>> BEGIN THE INPUT

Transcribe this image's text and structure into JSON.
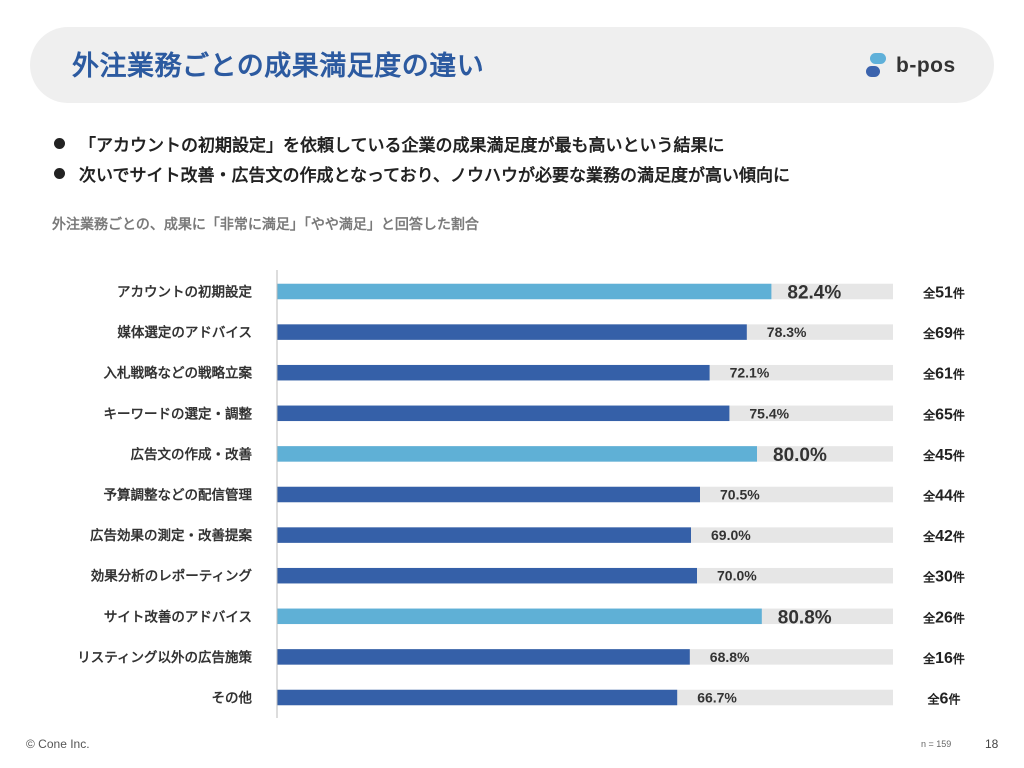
{
  "header": {
    "title": "外注業務ごとの成果満足度の違い",
    "logo_text": "b-pos",
    "logo_icon": "b-pos-logo-icon"
  },
  "bullets": [
    "「アカウントの初期設定」を依頼している企業の成果満足度が最も高いという結果に",
    "次いでサイト改善・広告文の作成となっており、ノウハウが必要な業務の満足度が高い傾向に"
  ],
  "subtitle": "外注業務ごとの、成果に「非常に満足」「やや満足」と回答した割合",
  "chart_data": {
    "type": "bar",
    "orientation": "horizontal",
    "categories": [
      "アカウントの初期設定",
      "媒体選定のアドバイス",
      "入札戦略などの戦略立案",
      "キーワードの選定・調整",
      "広告文の作成・改善",
      "予算調整などの配信管理",
      "広告効果の測定・改善提案",
      "効果分析のレポーティング",
      "サイト改善のアドバイス",
      "リスティング以外の広告施策",
      "その他"
    ],
    "values": [
      82.4,
      78.3,
      72.1,
      75.4,
      80.0,
      70.5,
      69.0,
      70.0,
      80.8,
      68.8,
      66.7
    ],
    "value_labels": [
      "82.4%",
      "78.3%",
      "72.1%",
      "75.4%",
      "80.0%",
      "70.5%",
      "69.0%",
      "70.0%",
      "80.8%",
      "68.8%",
      "66.7%"
    ],
    "highlighted": [
      true,
      false,
      false,
      false,
      true,
      false,
      false,
      false,
      true,
      false,
      false
    ],
    "counts": [
      {
        "prefix": "全",
        "num": "51",
        "suffix": "件"
      },
      {
        "prefix": "全",
        "num": "69",
        "suffix": "件"
      },
      {
        "prefix": "全",
        "num": "61",
        "suffix": "件"
      },
      {
        "prefix": "全",
        "num": "65",
        "suffix": "件"
      },
      {
        "prefix": "全",
        "num": "45",
        "suffix": "件"
      },
      {
        "prefix": "全",
        "num": "44",
        "suffix": "件"
      },
      {
        "prefix": "全",
        "num": "42",
        "suffix": "件"
      },
      {
        "prefix": "全",
        "num": "30",
        "suffix": "件"
      },
      {
        "prefix": "全",
        "num": "26",
        "suffix": "件"
      },
      {
        "prefix": "全",
        "num": "16",
        "suffix": "件"
      },
      {
        "prefix": "全",
        "num": "6",
        "suffix": "件"
      }
    ],
    "xlim": [
      0,
      100
    ],
    "grid": false,
    "colors": {
      "bar": "#3560a8",
      "highlight": "#5fb0d6",
      "track": "#e6e6e6",
      "axis": "#bbbbbb"
    }
  },
  "footer": {
    "copyright": "© Cone Inc.",
    "sample_size": "n = 159",
    "page_number": "18"
  }
}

>> END THE INPUT

_DESCRIPTION OF THE TASK_
Repeat the material above verbatim. Leave the pictures behind.

_RESPONSE_
Transcribe this image's text and structure into JSON.
{
  "header": {
    "title": "外注業務ごとの成果満足度の違い",
    "logo_text": "b-pos",
    "logo_icon": "b-pos-logo-icon"
  },
  "bullets": [
    "「アカウントの初期設定」を依頼している企業の成果満足度が最も高いという結果に",
    "次いでサイト改善・広告文の作成となっており、ノウハウが必要な業務の満足度が高い傾向に"
  ],
  "subtitle": "外注業務ごとの、成果に「非常に満足」「やや満足」と回答した割合",
  "chart_data": {
    "type": "bar",
    "orientation": "horizontal",
    "categories": [
      "アカウントの初期設定",
      "媒体選定のアドバイス",
      "入札戦略などの戦略立案",
      "キーワードの選定・調整",
      "広告文の作成・改善",
      "予算調整などの配信管理",
      "広告効果の測定・改善提案",
      "効果分析のレポーティング",
      "サイト改善のアドバイス",
      "リスティング以外の広告施策",
      "その他"
    ],
    "values": [
      82.4,
      78.3,
      72.1,
      75.4,
      80.0,
      70.5,
      69.0,
      70.0,
      80.8,
      68.8,
      66.7
    ],
    "value_labels": [
      "82.4%",
      "78.3%",
      "72.1%",
      "75.4%",
      "80.0%",
      "70.5%",
      "69.0%",
      "70.0%",
      "80.8%",
      "68.8%",
      "66.7%"
    ],
    "highlighted": [
      true,
      false,
      false,
      false,
      true,
      false,
      false,
      false,
      true,
      false,
      false
    ],
    "counts": [
      {
        "prefix": "全",
        "num": "51",
        "suffix": "件"
      },
      {
        "prefix": "全",
        "num": "69",
        "suffix": "件"
      },
      {
        "prefix": "全",
        "num": "61",
        "suffix": "件"
      },
      {
        "prefix": "全",
        "num": "65",
        "suffix": "件"
      },
      {
        "prefix": "全",
        "num": "45",
        "suffix": "件"
      },
      {
        "prefix": "全",
        "num": "44",
        "suffix": "件"
      },
      {
        "prefix": "全",
        "num": "42",
        "suffix": "件"
      },
      {
        "prefix": "全",
        "num": "30",
        "suffix": "件"
      },
      {
        "prefix": "全",
        "num": "26",
        "suffix": "件"
      },
      {
        "prefix": "全",
        "num": "16",
        "suffix": "件"
      },
      {
        "prefix": "全",
        "num": "6",
        "suffix": "件"
      }
    ],
    "xlim": [
      0,
      100
    ],
    "grid": false,
    "colors": {
      "bar": "#3560a8",
      "highlight": "#5fb0d6",
      "track": "#e6e6e6",
      "axis": "#bbbbbb"
    }
  },
  "footer": {
    "copyright": "© Cone Inc.",
    "sample_size": "n = 159",
    "page_number": "18"
  }
}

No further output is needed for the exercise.